Actions to take -
• 1. In the essay on John Cage, where was the writer sitting when word came that Cage had died?
• 2. Continue the essay on John Cage from its last sentence.

Tag: composer essay

Cage = 100: Provenance and Process—100 Waltzes for John Cage

Cage in 1992

John Cage in August 1992, the last month of his life. Photo by John Maggiotto, courtesy S.E.M. Ensemble

Sit. Think. Remember. Do a Google search or two. Read. Research. Listen. Hear the hum of the fans. Locate their points of convergence. Remember. Try not to repeat the things you already know about. Ignore your talents. Follow your most impish curiosity. Dwell on an unpleasant memory. Grind the coffee beans. Sort the pile of neglected mail. Make a cup of perfect espresso. Write.

On August 12, 1992, I was sitting in the yard of a small villa not far outside of Siena, Italy, with a group of brass players (of all people) when the word came that John Cage had died. I didn’t read his obituary on that day. I read it today. For the first time.

Find a place you trust and then try trusting it for awhile.

In many ways, this sort of unordered, untethered moment defines my connection to Cage and his work. I remember my mother once asking about him. “He had an amazing influence on so many artists,” she said, “but I understand that he did something with music too. Have you heard of him?”

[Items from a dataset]
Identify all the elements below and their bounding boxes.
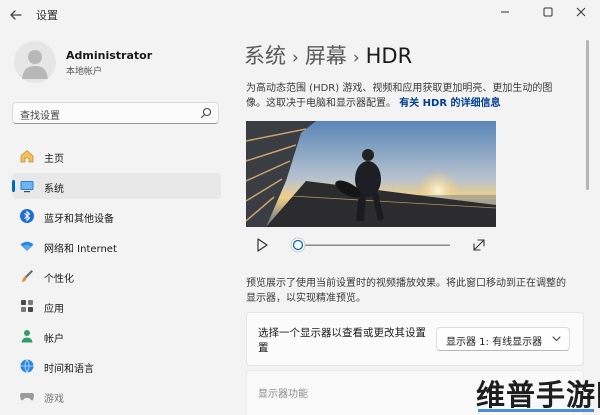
app-title: 设置 [36, 9, 58, 22]
title-bar: 设置 [0, 0, 600, 30]
display-select-dropdown[interactable]: 显示器 1: 有线显示器 [436, 327, 570, 351]
user-name: Administrator [66, 49, 153, 62]
watermark-text: 维普手游网 [476, 378, 600, 412]
display-select-label: 选择一个显示器以查看或更改其设置 置 [258, 327, 426, 354]
sidebar-item-label: 个性化 [44, 274, 74, 285]
sidebar-item-accounts[interactable]: 帐户 [12, 323, 221, 349]
description-line: 为高动态范围 (HDR) 游戏、视频和应用获取更加明亮、更加生动的图 [246, 83, 553, 94]
brush-icon [22, 270, 33, 282]
sidebar-item-label: 应用 [44, 304, 64, 315]
progress-track[interactable] [298, 244, 450, 247]
video-frame [246, 121, 496, 227]
apps-icon [21, 300, 33, 312]
active-indicator [12, 180, 15, 192]
hdr-description: 为高动态范围 (HDR) 游戏、视频和应用获取更加明亮、更加生动的图 像。这取决… [246, 81, 576, 111]
bluetooth-icon [20, 209, 34, 223]
maximize-icon [543, 7, 553, 17]
sidebar-item-personalization[interactable]: 个性化 [12, 263, 221, 289]
display-select-card: 选择一个显示器以查看或更改其设置 置 显示器 1: 有线显示器 [246, 312, 584, 366]
search-icon [200, 107, 212, 119]
preview-description: 预览展示了使用当前设置时的视频播放效果。将此窗口移动到正在调整的 显示器，以实现… [246, 276, 580, 306]
sidebar-item-label: 帐户 [44, 334, 64, 345]
search-placeholder: 查找设置 [20, 111, 60, 122]
hdr-video-preview [246, 121, 496, 227]
search-input[interactable]: 查找设置 [12, 102, 219, 124]
breadcrumb: 系统 › 屏幕 › HDR [244, 40, 412, 70]
fullscreen-icon[interactable] [473, 239, 485, 251]
sidebar-item-label: 蓝牙和其他设备 [44, 214, 114, 225]
player-controls-graphic [257, 237, 485, 253]
home-icon [20, 149, 34, 163]
sidebar-item-system[interactable]: 系统 [12, 173, 221, 199]
minimize-icon [501, 11, 509, 13]
sidebar-item-time-language[interactable]: 时间和语言 [12, 353, 221, 379]
avatar[interactable] [14, 41, 56, 83]
minimize-button[interactable] [486, 0, 524, 24]
account-icon [21, 330, 33, 343]
sidebar-item-gaming[interactable]: 游戏 [12, 383, 221, 409]
sidebar-item-label: 主页 [44, 154, 64, 165]
display-features-label: 显示器功能 [258, 389, 308, 400]
gaming-icon [20, 393, 34, 401]
user-silhouette-icon [22, 50, 48, 79]
sidebar-item-label: 网络和 Internet [44, 244, 117, 255]
description-line: 显示器，以实现精准预览。 [246, 293, 366, 304]
breadcrumb-display[interactable]: 屏幕 [305, 44, 347, 68]
sidebar-item-home[interactable]: 主页 [12, 143, 221, 169]
description-line: 像。这取决于电脑和显示器配置。 有关 HDR 的详细信息 [246, 98, 501, 109]
close-button[interactable] [562, 0, 600, 24]
watermark: 维普手游网 [476, 372, 600, 412]
back-button[interactable] [6, 5, 26, 25]
video-controls [246, 234, 496, 256]
breadcrumb-separator: › [292, 48, 299, 68]
chevron-down-icon [552, 336, 561, 342]
description-line: 预览展示了使用当前设置时的视频播放效果。将此窗口移动到正在调整的 [246, 278, 566, 289]
watermark-underline [478, 409, 594, 412]
sidebar-item-bluetooth[interactable]: 蓝牙和其他设备 [12, 203, 221, 229]
wifi-icon [20, 241, 34, 251]
breadcrumb-hdr: HDR [365, 44, 413, 68]
sidebar-item-label: 时间和语言 [44, 364, 94, 375]
play-icon[interactable] [257, 238, 268, 252]
sidebar-item-label: 系统 [44, 184, 64, 195]
account-type: 本地帐户 [66, 67, 103, 77]
sidebar-item-apps[interactable]: 应用 [12, 293, 221, 319]
breadcrumb-separator: › [352, 48, 360, 68]
sidebar-item-network[interactable]: 网络和 Internet [12, 233, 221, 259]
back-arrow-icon [10, 10, 22, 20]
display-select-value: 显示器 1: 有线显示器 [446, 337, 543, 348]
system-icon [20, 181, 34, 193]
breadcrumb-system[interactable]: 系统 [244, 44, 286, 68]
sidebar-item-label: 游戏 [44, 394, 64, 405]
close-icon [576, 7, 586, 17]
globe-icon [20, 359, 34, 373]
scrollbar[interactable] [586, 40, 589, 190]
learn-more-link[interactable]: 有关 HDR 的详细信息 [399, 98, 500, 109]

Answers to the tasks -
• 1. In the yard of a small villa not far outside of Siena, Italy, with a group of brass players.

• 2.
Consider everything an experiment.

Reread. Highlight. Erase. Replace. Don’t you wonder what’s not here?

In 1992 I had heard an eclectic smattering of Cage’s works, compared to the enormity of his oeuvre—a handful of the prepared piano works, several of his percussion pieces, a fantastic few of his vocal puzzles, a variety of others. I had met him briefly on two or three occasions over the preceding few years, and I was always charmed by his just-finished-digging-mushrooms appearance and his completely affable demeanor.

100 years is a very long time.

Consider. Read. Research. 1912—Mahler’s 9th, “Alexander’s Ragtime Band,” Pierrot Lunaire. Woody Guthrie. Source material for unread theses, but not why we’re here, is it? Dwell on an unpleasant memory.

There is no win and no fail. There is only make.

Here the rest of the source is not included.